» **What is needed**
Write the material out again exactly.

» **Information shown**
__________________________________________________

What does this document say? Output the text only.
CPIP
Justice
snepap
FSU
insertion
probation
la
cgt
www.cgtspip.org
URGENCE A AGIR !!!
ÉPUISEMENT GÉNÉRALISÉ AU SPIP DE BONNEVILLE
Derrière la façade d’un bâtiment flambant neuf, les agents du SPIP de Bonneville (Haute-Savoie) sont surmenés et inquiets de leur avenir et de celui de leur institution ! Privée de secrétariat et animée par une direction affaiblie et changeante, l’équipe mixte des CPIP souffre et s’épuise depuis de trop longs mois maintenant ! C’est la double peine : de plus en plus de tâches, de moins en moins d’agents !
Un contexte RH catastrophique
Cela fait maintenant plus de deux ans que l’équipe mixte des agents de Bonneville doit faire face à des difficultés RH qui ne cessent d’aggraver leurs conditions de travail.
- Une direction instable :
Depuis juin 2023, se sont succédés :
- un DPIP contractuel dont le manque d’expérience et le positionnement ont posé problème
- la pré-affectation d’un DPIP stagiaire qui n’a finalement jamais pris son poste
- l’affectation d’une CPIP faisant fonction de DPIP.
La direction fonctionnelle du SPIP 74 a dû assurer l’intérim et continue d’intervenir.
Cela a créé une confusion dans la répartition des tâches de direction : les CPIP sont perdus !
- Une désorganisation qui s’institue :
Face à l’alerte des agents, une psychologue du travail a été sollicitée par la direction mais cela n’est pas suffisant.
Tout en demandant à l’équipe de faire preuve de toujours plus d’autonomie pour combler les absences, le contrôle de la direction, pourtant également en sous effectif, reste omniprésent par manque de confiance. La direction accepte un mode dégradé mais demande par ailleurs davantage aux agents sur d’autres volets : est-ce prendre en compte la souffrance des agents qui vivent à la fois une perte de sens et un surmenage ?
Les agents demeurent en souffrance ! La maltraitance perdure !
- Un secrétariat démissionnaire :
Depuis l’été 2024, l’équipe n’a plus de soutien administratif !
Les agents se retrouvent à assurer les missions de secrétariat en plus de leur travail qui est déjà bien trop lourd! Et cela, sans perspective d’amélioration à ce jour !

__________________________________________________

» **Solution to this task**
What does this document say? Output the text only.
CPIP
Justice
snepap
FSU
insertion
probation
la
cgt
www.cgtspip.org
URGENCE A AGIR !!!
ÉPUISEMENT GÉNÉRALISÉ AU SPIP DE BONNEVILLE
Derrière la façade d’un bâtiment flambant neuf, les agents du SPIP de Bonneville (Haute-Savoie) sont surmenés et inquiets de leur avenir et de celui de leur institution ! Privée de secrétariat et animée par une direction affaiblie et changeante, l’équipe mixte des CPIP souffre et s’épuise depuis de trop longs mois maintenant ! C’est la double peine : de plus en plus de tâches, de moins en moins d’agents !
Un contexte RH catastrophique
Cela fait maintenant plus de deux ans que l’équipe mixte des agents de Bonneville doit faire face à des difficultés RH qui ne cessent d’aggraver leurs conditions de travail.
- Une direction instable :
Depuis juin 2023, se sont succédés :
- un DPIP contractuel dont le manque d’expérience et le positionnement ont posé problème
- la pré-affectation d’un DPIP stagiaire qui n’a finalement jamais pris son poste
- l’affectation d’une CPIP faisant fonction de DPIP.
La direction fonctionnelle du SPIP 74 a dû assurer l’intérim et continue d’intervenir.
Cela a créé une confusion dans la répartition des tâches de direction : les CPIP sont perdus !
- Une désorganisation qui s’institue :
Face à l’alerte des agents, une psychologue du travail a été sollicitée par la direction mais cela n’est pas suffisant.
Tout en demandant à l’équipe de faire preuve de toujours plus d’autonomie pour combler les absences, le contrôle de la direction, pourtant également en sous effectif, reste omniprésent par manque de confiance. La direction accepte un mode dégradé mais demande par ailleurs davantage aux agents sur d’autres volets : est-ce prendre en compte la souffrance des agents qui vivent à la fois une perte de sens et un surmenage ?
Les agents demeurent en souffrance ! La maltraitance perdure !
- Un secrétariat démissionnaire :
Depuis l’été 2024, l’équipe n’a plus de soutien administratif !
Les agents se retrouvent à assurer les missions de secrétariat en plus de leur travail qui est déjà bien trop lourd! Et cela, sans perspective d’amélioration à ce jour !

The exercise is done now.